:: Exercise data ::
──────────────────────────────

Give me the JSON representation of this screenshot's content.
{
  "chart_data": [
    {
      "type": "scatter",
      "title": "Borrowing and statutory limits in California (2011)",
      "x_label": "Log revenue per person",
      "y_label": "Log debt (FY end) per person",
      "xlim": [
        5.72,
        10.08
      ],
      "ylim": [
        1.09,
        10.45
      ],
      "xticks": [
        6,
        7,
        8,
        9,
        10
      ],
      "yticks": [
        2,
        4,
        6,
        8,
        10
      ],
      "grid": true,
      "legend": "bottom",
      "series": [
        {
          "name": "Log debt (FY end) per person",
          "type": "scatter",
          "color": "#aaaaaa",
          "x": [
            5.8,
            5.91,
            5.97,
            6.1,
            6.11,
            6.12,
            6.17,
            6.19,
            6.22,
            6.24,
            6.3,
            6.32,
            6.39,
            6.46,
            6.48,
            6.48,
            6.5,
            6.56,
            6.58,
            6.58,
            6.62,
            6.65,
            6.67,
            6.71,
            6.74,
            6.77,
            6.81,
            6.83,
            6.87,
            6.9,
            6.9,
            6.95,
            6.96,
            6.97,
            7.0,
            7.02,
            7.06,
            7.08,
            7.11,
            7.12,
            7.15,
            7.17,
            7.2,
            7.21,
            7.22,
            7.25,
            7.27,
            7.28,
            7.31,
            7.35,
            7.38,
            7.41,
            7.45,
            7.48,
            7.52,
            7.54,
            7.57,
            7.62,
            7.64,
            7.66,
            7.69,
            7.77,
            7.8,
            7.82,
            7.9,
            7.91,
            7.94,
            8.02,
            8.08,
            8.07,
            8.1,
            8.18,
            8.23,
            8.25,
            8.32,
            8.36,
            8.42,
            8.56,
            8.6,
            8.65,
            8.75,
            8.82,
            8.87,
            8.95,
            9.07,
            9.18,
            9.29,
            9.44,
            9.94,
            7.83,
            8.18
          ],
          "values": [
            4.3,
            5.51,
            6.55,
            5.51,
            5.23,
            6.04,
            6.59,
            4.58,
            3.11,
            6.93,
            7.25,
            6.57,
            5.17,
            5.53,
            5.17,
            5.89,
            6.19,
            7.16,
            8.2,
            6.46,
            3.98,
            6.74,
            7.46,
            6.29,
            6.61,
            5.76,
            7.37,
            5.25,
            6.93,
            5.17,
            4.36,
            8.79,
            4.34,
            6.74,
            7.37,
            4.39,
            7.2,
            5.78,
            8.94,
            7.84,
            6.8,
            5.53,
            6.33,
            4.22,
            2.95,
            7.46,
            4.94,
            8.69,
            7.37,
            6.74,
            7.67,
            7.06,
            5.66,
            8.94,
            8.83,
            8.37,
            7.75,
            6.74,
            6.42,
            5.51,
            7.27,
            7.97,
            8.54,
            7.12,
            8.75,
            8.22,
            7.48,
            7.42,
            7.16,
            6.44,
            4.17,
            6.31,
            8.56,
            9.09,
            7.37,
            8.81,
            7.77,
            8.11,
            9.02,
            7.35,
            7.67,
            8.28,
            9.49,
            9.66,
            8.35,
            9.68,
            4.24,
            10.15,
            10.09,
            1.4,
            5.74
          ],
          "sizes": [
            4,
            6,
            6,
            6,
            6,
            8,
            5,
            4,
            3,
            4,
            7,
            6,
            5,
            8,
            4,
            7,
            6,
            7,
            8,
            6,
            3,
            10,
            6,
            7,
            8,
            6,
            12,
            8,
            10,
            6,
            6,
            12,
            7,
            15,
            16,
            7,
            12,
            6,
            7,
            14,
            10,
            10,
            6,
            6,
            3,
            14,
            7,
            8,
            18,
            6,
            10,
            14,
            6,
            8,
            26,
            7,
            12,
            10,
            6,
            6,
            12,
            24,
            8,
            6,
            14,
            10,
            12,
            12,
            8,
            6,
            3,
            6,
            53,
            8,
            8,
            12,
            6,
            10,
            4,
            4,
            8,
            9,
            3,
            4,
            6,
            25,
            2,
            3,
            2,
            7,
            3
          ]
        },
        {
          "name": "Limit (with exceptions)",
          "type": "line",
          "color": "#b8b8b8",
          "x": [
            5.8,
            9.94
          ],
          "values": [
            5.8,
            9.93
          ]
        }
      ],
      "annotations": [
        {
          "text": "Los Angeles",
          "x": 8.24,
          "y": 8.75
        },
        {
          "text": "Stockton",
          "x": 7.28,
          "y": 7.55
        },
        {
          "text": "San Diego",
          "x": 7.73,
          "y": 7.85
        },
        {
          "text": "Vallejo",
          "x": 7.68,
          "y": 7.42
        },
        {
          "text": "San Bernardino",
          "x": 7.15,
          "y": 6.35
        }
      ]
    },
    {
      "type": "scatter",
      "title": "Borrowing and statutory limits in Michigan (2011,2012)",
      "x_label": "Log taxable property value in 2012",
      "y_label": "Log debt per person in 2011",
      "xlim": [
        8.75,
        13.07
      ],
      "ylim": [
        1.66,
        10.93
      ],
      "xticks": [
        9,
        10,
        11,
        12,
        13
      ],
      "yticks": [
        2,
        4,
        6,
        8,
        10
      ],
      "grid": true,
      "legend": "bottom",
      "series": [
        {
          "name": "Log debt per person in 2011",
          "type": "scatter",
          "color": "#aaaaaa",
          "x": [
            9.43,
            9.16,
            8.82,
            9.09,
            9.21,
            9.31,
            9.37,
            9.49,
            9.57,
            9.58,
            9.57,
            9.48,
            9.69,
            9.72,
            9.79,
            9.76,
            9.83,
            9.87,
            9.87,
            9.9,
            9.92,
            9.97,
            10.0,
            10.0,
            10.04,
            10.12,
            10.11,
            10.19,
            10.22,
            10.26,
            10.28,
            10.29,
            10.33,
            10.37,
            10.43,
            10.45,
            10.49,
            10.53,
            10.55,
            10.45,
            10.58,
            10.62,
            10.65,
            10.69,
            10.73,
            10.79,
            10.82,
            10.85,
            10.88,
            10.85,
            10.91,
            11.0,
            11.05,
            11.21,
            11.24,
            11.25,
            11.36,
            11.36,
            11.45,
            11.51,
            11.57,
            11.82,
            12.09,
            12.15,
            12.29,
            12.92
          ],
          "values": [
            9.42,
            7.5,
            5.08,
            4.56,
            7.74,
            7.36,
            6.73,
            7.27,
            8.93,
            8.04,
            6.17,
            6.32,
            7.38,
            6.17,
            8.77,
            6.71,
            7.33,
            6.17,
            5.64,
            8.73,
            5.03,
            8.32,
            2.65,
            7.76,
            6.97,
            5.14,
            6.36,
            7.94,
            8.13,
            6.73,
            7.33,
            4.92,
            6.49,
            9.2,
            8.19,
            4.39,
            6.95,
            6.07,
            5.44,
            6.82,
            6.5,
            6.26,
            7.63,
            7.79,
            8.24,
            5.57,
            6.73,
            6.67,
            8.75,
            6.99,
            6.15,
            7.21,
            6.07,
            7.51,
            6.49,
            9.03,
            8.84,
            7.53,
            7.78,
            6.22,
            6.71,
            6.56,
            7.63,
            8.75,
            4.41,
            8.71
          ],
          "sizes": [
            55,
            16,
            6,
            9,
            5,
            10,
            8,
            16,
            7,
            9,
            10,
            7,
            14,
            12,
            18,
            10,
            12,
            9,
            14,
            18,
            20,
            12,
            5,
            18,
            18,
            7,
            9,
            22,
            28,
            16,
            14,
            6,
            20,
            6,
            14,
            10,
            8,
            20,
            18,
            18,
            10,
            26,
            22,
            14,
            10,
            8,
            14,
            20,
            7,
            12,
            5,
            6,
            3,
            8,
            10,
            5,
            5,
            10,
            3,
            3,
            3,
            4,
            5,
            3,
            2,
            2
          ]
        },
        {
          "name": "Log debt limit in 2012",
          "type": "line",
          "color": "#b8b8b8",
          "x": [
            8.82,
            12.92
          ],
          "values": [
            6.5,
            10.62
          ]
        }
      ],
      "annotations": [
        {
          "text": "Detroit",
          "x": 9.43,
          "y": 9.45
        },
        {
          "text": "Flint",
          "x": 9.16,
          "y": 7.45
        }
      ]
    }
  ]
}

──────────────────────────────

:: Prompt ::
Identify the lines in the records above that contain the word "statutory", then state how many there are and nothing more.

:: Result ::
2